*EXERCISE TASK*
Below is a block of data; give all of it again word for word.

* Start THE DATA *

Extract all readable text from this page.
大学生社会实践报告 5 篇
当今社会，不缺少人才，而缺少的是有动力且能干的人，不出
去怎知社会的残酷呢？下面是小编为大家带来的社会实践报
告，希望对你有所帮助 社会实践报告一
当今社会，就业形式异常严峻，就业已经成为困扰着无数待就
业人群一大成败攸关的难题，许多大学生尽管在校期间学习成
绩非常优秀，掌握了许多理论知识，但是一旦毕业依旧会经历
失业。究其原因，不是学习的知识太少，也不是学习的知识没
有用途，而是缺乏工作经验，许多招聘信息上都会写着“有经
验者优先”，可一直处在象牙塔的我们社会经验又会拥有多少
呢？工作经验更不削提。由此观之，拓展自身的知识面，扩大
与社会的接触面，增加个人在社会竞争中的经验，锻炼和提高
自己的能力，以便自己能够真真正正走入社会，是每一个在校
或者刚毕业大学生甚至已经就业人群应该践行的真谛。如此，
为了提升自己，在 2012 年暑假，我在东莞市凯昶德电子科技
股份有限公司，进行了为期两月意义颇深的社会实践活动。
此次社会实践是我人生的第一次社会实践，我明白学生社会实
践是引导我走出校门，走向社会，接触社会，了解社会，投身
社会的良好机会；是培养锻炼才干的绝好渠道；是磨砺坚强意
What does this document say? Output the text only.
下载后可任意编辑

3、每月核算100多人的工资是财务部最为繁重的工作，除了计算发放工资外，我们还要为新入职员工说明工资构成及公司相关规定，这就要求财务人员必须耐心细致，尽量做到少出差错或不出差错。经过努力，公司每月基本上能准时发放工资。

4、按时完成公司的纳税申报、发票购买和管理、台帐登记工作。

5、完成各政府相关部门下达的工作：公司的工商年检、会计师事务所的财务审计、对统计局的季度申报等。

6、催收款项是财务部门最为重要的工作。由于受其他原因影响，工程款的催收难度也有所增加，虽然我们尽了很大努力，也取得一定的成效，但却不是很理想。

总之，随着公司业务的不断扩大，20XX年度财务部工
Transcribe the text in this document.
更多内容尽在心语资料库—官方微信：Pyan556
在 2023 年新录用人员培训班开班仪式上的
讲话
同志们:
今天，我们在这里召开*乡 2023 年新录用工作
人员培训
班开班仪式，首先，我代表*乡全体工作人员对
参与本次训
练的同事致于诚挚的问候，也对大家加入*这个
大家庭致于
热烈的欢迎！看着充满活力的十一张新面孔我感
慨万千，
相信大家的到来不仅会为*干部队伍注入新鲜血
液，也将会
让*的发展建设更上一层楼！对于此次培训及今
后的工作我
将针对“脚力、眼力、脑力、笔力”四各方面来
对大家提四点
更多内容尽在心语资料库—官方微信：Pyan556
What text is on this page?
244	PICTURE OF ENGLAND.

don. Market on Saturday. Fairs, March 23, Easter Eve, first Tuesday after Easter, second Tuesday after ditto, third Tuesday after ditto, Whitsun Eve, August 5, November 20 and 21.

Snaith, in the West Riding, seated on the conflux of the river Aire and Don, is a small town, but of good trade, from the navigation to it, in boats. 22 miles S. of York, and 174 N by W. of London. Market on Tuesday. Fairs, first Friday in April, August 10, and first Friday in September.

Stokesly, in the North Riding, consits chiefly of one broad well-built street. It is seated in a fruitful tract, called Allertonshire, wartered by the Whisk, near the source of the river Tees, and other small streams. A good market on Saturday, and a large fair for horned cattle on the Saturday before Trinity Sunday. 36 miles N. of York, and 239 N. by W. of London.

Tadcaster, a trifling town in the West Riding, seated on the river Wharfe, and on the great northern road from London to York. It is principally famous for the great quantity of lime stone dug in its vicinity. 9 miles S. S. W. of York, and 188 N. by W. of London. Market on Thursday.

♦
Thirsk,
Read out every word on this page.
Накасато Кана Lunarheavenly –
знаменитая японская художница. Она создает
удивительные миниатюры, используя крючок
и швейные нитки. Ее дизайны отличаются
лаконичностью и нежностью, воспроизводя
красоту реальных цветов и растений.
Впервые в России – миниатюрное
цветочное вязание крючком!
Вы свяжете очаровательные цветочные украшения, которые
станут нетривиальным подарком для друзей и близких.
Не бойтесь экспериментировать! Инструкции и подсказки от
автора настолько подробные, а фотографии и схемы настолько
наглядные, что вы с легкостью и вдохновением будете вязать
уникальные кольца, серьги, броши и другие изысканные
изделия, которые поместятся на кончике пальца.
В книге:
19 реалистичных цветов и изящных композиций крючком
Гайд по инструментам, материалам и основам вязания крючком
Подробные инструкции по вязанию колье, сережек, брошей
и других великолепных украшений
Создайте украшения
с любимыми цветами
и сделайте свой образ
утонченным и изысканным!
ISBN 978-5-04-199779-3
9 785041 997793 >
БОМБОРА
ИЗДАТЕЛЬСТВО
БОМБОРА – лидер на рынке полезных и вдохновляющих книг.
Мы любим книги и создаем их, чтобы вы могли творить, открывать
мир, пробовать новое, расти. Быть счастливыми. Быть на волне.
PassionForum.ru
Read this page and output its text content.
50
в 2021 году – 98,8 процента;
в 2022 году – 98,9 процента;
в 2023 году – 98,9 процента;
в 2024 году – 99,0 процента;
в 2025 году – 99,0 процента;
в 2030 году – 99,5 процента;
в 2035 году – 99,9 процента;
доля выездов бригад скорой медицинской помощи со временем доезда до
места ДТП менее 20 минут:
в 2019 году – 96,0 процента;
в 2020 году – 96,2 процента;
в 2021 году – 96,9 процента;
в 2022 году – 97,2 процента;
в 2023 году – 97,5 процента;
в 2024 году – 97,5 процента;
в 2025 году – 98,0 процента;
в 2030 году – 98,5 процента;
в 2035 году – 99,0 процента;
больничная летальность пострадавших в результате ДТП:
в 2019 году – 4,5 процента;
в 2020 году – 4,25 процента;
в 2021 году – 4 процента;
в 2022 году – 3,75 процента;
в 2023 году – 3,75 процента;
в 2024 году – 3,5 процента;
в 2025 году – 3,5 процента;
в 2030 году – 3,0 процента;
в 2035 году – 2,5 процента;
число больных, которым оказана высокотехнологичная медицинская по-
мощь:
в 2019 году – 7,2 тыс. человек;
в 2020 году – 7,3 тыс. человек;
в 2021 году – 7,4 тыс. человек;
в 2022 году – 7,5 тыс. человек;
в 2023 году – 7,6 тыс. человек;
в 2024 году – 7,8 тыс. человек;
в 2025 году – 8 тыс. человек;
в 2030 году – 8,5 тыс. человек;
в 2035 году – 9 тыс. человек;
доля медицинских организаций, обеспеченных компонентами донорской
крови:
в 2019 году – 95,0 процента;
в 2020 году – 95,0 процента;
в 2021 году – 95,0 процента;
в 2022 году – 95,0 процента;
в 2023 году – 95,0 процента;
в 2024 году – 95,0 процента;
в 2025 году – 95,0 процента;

* End THE DATA *

*RESPONSE*
Extract all readable text from this page.
大学生社会实践报告 5 篇
当今社会，不缺少人才，而缺少的是有动力且能干的人，不出
去怎知社会的残酷呢？下面是小编为大家带来的社会实践报
告，希望对你有所帮助 社会实践报告一
当今社会，就业形式异常严峻，就业已经成为困扰着无数待就
业人群一大成败攸关的难题，许多大学生尽管在校期间学习成
绩非常优秀，掌握了许多理论知识，但是一旦毕业依旧会经历
失业。究其原因，不是学习的知识太少，也不是学习的知识没
有用途，而是缺乏工作经验，许多招聘信息上都会写着“有经
验者优先”，可一直处在象牙塔的我们社会经验又会拥有多少
呢？工作经验更不削提。由此观之，拓展自身的知识面，扩大
与社会的接触面，增加个人在社会竞争中的经验，锻炼和提高
自己的能力，以便自己能够真真正正走入社会，是每一个在校
或者刚毕业大学生甚至已经就业人群应该践行的真谛。如此，
为了提升自己，在 2012 年暑假，我在东莞市凯昶德电子科技
股份有限公司，进行了为期两月意义颇深的社会实践活动。
此次社会实践是我人生的第一次社会实践，我明白学生社会实
践是引导我走出校门，走向社会，接触社会，了解社会，投身
社会的良好机会；是培养锻炼才干的绝好渠道；是磨砺坚强意
What does this document say? Output the text only.
下载后可任意编辑

3、每月核算100多人的工资是财务部最为繁重的工作，除了计算发放工资外，我们还要为新入职员工说明工资构成及公司相关规定，这就要求财务人员必须耐心细致，尽量做到少出差错或不出差错。经过努力，公司每月基本上能准时发放工资。

4、按时完成公司的纳税申报、发票购买和管理、台帐登记工作。

5、完成各政府相关部门下达的工作：公司的工商年检、会计师事务所的财务审计、对统计局的季度申报等。

6、催收款项是财务部门最为重要的工作。由于受其他原因影响，工程款的催收难度也有所增加，虽然我们尽了很大努力，也取得一定的成效，但却不是很理想。

总之，随着公司业务的不断扩大，20XX年度财务部工
Transcribe the text in this document.
更多内容尽在心语资料库—官方微信：Pyan556
在 2023 年新录用人员培训班开班仪式上的
讲话
同志们:
今天，我们在这里召开*乡 2023 年新录用工作
人员培训
班开班仪式，首先，我代表*乡全体工作人员对
参与本次训
练的同事致于诚挚的问候，也对大家加入*这个
大家庭致于
热烈的欢迎！看着充满活力的十一张新面孔我感
慨万千，
相信大家的到来不仅会为*干部队伍注入新鲜血
液，也将会
让*的发展建设更上一层楼！对于此次培训及今
后的工作我
将针对“脚力、眼力、脑力、笔力”四各方面来
对大家提四点
更多内容尽在心语资料库—官方微信：Pyan556
What text is on this page?
244	PICTURE OF ENGLAND.

don. Market on Saturday. Fairs, March 23, Easter Eve, first Tuesday after Easter, second Tuesday after ditto, third Tuesday after ditto, Whitsun Eve, August 5, November 20 and 21.

Snaith, in the West Riding, seated on the conflux of the river Aire and Don, is a small town, but of good trade, from the navigation to it, in boats. 22 miles S. of York, and 174 N by W. of London. Market on Tuesday. Fairs, first Friday in April, August 10, and first Friday in September.

Stokesly, in the North Riding, consits chiefly of one broad well-built street. It is seated in a fruitful tract, called Allertonshire, wartered by the Whisk, near the source of the river Tees, and other small streams. A good market on Saturday, and a large fair for horned cattle on the Saturday before Trinity Sunday. 36 miles N. of York, and 239 N. by W. of London.

Tadcaster, a trifling town in the West Riding, seated on the river Wharfe, and on the great northern road from London to York. It is principally famous for the great quantity of lime stone dug in its vicinity. 9 miles S. S. W. of York, and 188 N. by W. of London. Market on Thursday.

♦
Thirsk,
Read out every word on this page.
Накасато Кана Lunarheavenly –
знаменитая японская художница. Она создает
удивительные миниатюры, используя крючок
и швейные нитки. Ее дизайны отличаются
лаконичностью и нежностью, воспроизводя
красоту реальных цветов и растений.
Впервые в России – миниатюрное
цветочное вязание крючком!
Вы свяжете очаровательные цветочные украшения, которые
станут нетривиальным подарком для друзей и близких.
Не бойтесь экспериментировать! Инструкции и подсказки от
автора настолько подробные, а фотографии и схемы настолько
наглядные, что вы с легкостью и вдохновением будете вязать
уникальные кольца, серьги, броши и другие изысканные
изделия, которые поместятся на кончике пальца.
В книге:
19 реалистичных цветов и изящных композиций крючком
Гайд по инструментам, материалам и основам вязания крючком
Подробные инструкции по вязанию колье, сережек, брошей
и других великолепных украшений
Создайте украшения
с любимыми цветами
и сделайте свой образ
утонченным и изысканным!
ISBN 978-5-04-199779-3
9 785041 997793 >
БОМБОРА
ИЗДАТЕЛЬСТВО
БОМБОРА – лидер на рынке полезных и вдохновляющих книг.
Мы любим книги и создаем их, чтобы вы могли творить, открывать
мир, пробовать новое, расти. Быть счастливыми. Быть на волне.
PassionForum.ru
Read this page and output its text content.
50
в 2021 году – 98,8 процента;
в 2022 году – 98,9 процента;
в 2023 году – 98,9 процента;
в 2024 году – 99,0 процента;
в 2025 году – 99,0 процента;
в 2030 году – 99,5 процента;
в 2035 году – 99,9 процента;
доля выездов бригад скорой медицинской помощи со временем доезда до
места ДТП менее 20 минут:
в 2019 году – 96,0 процента;
в 2020 году – 96,2 процента;
в 2021 году – 96,9 процента;
в 2022 году – 97,2 процента;
в 2023 году – 97,5 процента;
в 2024 году – 97,5 процента;
в 2025 году – 98,0 процента;
в 2030 году – 98,5 процента;
в 2035 году – 99,0 процента;
больничная летальность пострадавших в результате ДТП:
в 2019 году – 4,5 процента;
в 2020 году – 4,25 процента;
в 2021 году – 4 процента;
в 2022 году – 3,75 процента;
в 2023 году – 3,75 процента;
в 2024 году – 3,5 процента;
в 2025 году – 3,5 процента;
в 2030 году – 3,0 процента;
в 2035 году – 2,5 процента;
число больных, которым оказана высокотехнологичная медицинская по-
мощь:
в 2019 году – 7,2 тыс. человек;
в 2020 году – 7,3 тыс. человек;
в 2021 году – 7,4 тыс. человек;
в 2022 году – 7,5 тыс. человек;
в 2023 году – 7,6 тыс. человек;
в 2024 году – 7,8 тыс. человек;
в 2025 году – 8 тыс. человек;
в 2030 году – 8,5 тыс. человек;
в 2035 году – 9 тыс. человек;
доля медицинских организаций, обеспеченных компонентами донорской
крови:
в 2019 году – 95,0 процента;
в 2020 году – 95,0 процента;
в 2021 году – 95,0 процента;
в 2022 году – 95,0 процента;
в 2023 году – 95,0 процента;
в 2024 году – 95,0 процента;
в 2025 году – 95,0 процента;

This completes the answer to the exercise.